Work to complete:
Reproduce the complete listing without any deviation.

Records shown:
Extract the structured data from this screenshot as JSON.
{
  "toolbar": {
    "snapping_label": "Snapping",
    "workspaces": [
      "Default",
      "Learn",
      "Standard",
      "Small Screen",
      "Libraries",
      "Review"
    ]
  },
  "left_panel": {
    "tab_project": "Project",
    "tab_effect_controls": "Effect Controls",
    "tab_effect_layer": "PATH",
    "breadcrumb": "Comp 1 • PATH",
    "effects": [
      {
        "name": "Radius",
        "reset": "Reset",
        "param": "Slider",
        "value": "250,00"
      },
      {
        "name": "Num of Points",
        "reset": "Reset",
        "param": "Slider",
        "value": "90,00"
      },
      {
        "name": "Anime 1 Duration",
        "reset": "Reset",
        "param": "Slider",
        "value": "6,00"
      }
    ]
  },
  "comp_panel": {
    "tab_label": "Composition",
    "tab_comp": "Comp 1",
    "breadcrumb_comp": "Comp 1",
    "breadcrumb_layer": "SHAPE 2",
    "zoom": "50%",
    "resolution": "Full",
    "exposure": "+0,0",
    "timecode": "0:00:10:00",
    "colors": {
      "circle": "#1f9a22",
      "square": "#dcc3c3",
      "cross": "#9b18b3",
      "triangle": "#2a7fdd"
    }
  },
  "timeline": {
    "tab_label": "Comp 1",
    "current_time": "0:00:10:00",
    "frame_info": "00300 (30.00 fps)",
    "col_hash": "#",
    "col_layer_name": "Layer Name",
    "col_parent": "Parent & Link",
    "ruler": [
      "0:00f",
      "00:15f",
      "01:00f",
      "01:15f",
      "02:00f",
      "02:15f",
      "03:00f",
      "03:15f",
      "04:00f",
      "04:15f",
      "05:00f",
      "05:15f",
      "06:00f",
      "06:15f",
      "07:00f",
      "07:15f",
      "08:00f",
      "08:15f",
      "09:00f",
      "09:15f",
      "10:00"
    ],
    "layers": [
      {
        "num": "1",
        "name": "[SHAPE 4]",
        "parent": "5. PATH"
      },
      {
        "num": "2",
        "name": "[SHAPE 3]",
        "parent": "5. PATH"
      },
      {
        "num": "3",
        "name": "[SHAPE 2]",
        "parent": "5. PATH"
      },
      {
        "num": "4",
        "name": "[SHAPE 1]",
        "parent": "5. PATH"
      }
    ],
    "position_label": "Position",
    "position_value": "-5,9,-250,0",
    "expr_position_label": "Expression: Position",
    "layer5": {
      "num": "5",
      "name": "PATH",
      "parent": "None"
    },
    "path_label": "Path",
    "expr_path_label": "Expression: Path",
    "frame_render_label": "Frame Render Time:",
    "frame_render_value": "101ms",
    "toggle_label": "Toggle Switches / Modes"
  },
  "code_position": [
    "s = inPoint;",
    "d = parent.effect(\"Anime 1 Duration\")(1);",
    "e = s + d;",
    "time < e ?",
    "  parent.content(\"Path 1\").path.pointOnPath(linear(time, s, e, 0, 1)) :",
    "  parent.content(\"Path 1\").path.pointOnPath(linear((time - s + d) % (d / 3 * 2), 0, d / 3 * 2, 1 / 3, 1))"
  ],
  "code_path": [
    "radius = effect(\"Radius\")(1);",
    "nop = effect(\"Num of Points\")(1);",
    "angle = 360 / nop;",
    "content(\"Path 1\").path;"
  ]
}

Exercise response:
Extract the structured data from this screenshot as JSON.
{
  "toolbar": {
    "snapping_label": "Snapping",
    "workspaces": [
      "Default",
      "Learn",
      "Standard",
      "Small Screen",
      "Libraries",
      "Review"
    ]
  },
  "left_panel": {
    "tab_project": "Project",
    "tab_effect_controls": "Effect Controls",
    "tab_effect_layer": "PATH",
    "breadcrumb": "Comp 1 • PATH",
    "effects": [
      {
        "name": "Radius",
        "reset": "Reset",
        "param": "Slider",
        "value": "250,00"
      },
      {
        "name": "Num of Points",
        "reset": "Reset",
        "param": "Slider",
        "value": "90,00"
      },
      {
        "name": "Anime 1 Duration",
        "reset": "Reset",
        "param": "Slider",
        "value": "6,00"
      }
    ]
  },
  "comp_panel": {
    "tab_label": "Composition",
    "tab_comp": "Comp 1",
    "breadcrumb_comp": "Comp 1",
    "breadcrumb_layer": "SHAPE 2",
    "zoom": "50%",
    "resolution": "Full",
    "exposure": "+0,0",
    "timecode": "0:00:10:00",
    "colors": {
      "circle": "#1f9a22",
      "square": "#dcc3c3",
      "cross": "#9b18b3",
      "triangle": "#2a7fdd"
    }
  },
  "timeline": {
    "tab_label": "Comp 1",
    "current_time": "0:00:10:00",
    "frame_info": "00300 (30.00 fps)",
    "col_hash": "#",
    "col_layer_name": "Layer Name",
    "col_parent": "Parent & Link",
    "ruler": [
      "0:00f",
      "00:15f",
      "01:00f",
      "01:15f",
      "02:00f",
      "02:15f",
      "03:00f",
      "03:15f",
      "04:00f",
      "04:15f",
      "05:00f",
      "05:15f",
      "06:00f",
      "06:15f",
      "07:00f",
      "07:15f",
      "08:00f",
      "08:15f",
      "09:00f",
      "09:15f",
      "10:00"
    ],
    "layers": [
      {
        "num": "1",
        "name": "[SHAPE 4]",
        "parent": "5. PATH"
      },
      {
        "num": "2",
        "name": "[SHAPE 3]",
        "parent": "5. PATH"
      },
      {
        "num": "3",
        "name": "[SHAPE 2]",
        "parent": "5. PATH"
      },
      {
        "num": "4",
        "name": "[SHAPE 1]",
        "parent": "5. PATH"
      }
    ],
    "position_label": "Position",
    "position_value": "-5,9,-250,0",
    "expr_position_label": "Expression: Position",
    "layer5": {
      "num": "5",
      "name": "PATH",
      "parent": "None"
    },
    "path_label": "Path",
    "expr_path_label": "Expression: Path",
    "frame_render_label": "Frame Render Time:",
    "frame_render_value": "101ms",
    "toggle_label": "Toggle Switches / Modes"
  },
  "code_position": [
    "s = inPoint;",
    "d = parent.effect(\"Anime 1 Duration\")(1);",
    "e = s + d;",
    "time < e ?",
    "  parent.content(\"Path 1\").path.pointOnPath(linear(time, s, e, 0, 1)) :",
    "  parent.content(\"Path 1\").path.pointOnPath(linear((time - s + d) % (d / 3 * 2), 0, d / 3 * 2, 1 / 3, 1))"
  ],
  "code_path": [
    "radius = effect(\"Radius\")(1);",
    "nop = effect(\"Num of Points\")(1);",
    "angle = 360 / nop;",
    "content(\"Path 1\").path;"
  ]
}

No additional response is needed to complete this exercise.